● **Records from a collection of figures**
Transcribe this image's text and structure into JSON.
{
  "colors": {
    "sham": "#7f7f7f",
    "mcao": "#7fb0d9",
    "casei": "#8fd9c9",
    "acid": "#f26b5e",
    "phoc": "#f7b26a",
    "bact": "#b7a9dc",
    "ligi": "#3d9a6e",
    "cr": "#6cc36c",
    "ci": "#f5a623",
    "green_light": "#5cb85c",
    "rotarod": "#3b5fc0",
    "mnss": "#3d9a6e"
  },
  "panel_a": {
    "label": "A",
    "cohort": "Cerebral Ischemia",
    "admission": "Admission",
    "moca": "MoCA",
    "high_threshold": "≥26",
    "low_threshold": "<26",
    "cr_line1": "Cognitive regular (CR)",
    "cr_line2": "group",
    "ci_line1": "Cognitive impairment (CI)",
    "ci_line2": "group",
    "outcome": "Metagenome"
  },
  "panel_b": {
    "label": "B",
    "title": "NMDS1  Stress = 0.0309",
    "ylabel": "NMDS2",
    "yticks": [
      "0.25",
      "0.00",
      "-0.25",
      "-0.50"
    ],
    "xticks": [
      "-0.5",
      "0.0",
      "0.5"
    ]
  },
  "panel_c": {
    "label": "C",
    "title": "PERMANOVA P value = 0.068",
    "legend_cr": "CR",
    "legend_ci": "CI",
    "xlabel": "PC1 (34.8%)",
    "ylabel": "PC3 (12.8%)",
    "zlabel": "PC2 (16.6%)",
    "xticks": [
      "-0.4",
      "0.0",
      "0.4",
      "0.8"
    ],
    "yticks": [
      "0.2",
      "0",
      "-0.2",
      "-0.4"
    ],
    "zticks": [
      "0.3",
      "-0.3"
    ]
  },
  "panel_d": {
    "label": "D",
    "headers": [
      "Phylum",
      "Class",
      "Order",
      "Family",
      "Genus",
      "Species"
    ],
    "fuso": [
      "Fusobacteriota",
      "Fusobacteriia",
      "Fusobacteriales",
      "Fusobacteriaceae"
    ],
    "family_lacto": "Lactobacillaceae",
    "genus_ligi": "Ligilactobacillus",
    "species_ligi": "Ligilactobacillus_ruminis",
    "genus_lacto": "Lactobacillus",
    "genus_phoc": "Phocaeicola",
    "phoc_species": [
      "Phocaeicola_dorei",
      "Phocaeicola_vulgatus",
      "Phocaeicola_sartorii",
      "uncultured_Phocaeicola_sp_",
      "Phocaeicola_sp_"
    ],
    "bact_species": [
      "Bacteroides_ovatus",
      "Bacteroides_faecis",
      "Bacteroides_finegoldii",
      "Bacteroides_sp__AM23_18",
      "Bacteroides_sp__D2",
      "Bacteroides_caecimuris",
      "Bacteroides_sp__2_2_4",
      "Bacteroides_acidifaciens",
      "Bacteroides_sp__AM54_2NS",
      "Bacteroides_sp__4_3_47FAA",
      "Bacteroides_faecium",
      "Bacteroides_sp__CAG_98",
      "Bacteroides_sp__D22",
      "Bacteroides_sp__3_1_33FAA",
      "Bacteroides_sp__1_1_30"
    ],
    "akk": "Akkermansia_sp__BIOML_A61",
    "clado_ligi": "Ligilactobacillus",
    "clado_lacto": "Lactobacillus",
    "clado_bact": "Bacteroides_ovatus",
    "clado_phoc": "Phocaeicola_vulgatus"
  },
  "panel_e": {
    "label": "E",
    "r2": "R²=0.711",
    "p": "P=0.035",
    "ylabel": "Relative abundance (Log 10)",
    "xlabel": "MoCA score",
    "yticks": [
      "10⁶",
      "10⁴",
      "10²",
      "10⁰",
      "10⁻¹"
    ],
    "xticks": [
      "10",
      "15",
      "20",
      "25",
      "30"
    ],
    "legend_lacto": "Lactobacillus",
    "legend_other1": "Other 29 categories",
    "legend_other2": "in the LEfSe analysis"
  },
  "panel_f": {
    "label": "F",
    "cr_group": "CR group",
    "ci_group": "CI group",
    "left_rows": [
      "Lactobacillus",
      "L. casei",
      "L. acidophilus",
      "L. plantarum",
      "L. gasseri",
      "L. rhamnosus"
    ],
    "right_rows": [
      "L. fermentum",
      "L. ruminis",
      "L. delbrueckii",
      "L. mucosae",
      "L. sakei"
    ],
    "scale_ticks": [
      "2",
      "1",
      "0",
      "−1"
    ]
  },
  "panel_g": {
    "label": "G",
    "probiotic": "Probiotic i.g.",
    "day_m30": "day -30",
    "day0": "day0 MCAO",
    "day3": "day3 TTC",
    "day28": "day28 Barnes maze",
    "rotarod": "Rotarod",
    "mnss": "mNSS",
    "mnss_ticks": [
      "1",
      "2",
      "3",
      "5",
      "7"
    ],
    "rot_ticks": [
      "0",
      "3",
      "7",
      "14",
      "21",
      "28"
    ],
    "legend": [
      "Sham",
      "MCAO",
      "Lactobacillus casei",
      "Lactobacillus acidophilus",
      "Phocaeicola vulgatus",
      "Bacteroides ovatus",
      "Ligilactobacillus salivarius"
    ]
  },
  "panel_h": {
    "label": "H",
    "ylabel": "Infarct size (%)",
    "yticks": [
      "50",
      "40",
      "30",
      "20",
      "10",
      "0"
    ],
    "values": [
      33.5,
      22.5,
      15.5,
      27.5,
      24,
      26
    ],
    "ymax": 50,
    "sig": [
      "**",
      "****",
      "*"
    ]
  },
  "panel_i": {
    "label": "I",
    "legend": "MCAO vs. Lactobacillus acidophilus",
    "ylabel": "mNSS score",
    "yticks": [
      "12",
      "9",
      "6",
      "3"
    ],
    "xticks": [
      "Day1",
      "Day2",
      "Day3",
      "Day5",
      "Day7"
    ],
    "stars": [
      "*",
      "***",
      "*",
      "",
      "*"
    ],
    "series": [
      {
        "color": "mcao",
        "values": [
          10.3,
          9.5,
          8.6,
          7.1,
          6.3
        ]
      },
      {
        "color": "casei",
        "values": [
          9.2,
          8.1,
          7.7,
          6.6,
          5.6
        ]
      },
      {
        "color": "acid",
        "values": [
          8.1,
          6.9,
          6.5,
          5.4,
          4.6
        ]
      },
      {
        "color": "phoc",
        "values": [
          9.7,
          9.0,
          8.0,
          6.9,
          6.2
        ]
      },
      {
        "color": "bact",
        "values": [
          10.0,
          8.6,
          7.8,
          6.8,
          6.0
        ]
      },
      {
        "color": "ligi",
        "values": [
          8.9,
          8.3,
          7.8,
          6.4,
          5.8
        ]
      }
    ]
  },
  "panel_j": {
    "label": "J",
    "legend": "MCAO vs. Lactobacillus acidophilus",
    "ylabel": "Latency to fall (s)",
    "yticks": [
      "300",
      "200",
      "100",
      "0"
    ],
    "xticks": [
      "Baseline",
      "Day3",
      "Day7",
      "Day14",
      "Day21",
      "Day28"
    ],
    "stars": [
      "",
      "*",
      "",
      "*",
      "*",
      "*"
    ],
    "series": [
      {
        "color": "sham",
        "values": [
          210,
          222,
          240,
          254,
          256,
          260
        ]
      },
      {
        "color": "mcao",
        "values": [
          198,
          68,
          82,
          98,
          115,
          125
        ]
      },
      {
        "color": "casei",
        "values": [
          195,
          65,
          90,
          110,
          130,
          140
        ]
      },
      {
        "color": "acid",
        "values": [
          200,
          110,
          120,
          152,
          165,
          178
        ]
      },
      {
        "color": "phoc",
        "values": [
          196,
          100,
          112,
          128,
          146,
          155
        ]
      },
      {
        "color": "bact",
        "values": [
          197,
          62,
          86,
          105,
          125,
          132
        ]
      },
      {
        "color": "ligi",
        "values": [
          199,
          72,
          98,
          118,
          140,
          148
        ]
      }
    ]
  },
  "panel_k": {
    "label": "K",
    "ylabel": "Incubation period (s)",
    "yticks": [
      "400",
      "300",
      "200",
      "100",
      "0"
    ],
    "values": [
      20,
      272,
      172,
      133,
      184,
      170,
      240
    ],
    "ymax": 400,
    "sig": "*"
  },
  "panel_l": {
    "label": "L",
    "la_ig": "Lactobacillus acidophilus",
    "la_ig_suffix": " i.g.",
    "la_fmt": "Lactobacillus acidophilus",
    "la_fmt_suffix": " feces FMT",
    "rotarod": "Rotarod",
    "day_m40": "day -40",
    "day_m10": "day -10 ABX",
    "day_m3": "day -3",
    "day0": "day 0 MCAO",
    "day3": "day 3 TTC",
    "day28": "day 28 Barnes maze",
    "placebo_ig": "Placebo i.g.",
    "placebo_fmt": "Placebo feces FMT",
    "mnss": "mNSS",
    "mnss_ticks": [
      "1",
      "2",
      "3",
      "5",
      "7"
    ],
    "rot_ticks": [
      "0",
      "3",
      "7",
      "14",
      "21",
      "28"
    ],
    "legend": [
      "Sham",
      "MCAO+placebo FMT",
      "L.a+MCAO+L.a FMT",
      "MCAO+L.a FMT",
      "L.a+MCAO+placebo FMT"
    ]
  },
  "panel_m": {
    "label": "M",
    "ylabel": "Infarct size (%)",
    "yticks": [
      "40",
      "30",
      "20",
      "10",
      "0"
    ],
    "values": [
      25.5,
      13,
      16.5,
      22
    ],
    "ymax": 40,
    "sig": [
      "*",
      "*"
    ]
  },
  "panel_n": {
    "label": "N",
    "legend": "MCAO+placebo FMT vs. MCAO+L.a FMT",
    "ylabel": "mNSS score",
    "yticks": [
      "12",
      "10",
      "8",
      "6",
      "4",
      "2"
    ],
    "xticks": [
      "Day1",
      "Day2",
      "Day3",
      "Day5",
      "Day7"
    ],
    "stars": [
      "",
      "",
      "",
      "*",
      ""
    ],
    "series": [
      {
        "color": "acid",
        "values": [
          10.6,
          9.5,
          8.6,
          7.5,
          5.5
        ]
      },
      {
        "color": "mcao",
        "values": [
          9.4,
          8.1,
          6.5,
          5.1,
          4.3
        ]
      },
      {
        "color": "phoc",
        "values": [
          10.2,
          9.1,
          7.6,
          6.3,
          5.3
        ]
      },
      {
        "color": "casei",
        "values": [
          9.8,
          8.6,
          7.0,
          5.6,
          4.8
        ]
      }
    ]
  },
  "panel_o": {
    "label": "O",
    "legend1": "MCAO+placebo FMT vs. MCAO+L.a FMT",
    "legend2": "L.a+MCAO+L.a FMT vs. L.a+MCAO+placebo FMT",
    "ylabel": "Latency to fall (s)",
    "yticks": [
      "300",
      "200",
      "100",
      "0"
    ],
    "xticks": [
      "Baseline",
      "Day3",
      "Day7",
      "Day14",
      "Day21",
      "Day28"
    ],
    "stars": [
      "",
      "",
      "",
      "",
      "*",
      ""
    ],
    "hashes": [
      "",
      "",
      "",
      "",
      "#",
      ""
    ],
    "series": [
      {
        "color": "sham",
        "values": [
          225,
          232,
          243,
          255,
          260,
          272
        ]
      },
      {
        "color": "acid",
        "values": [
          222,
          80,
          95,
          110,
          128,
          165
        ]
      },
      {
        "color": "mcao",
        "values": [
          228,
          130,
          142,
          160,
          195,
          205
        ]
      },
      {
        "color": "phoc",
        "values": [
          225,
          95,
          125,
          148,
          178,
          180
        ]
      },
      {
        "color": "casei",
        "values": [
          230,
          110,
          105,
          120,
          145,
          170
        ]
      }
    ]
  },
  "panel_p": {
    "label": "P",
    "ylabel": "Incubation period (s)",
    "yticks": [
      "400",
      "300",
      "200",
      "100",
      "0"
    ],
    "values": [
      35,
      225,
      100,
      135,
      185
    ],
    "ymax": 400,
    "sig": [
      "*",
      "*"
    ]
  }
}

● **Your objective**
Using the entries above, work out the number of lines containing the string "maze", and supply only that number.

● **Response for this exercise**
2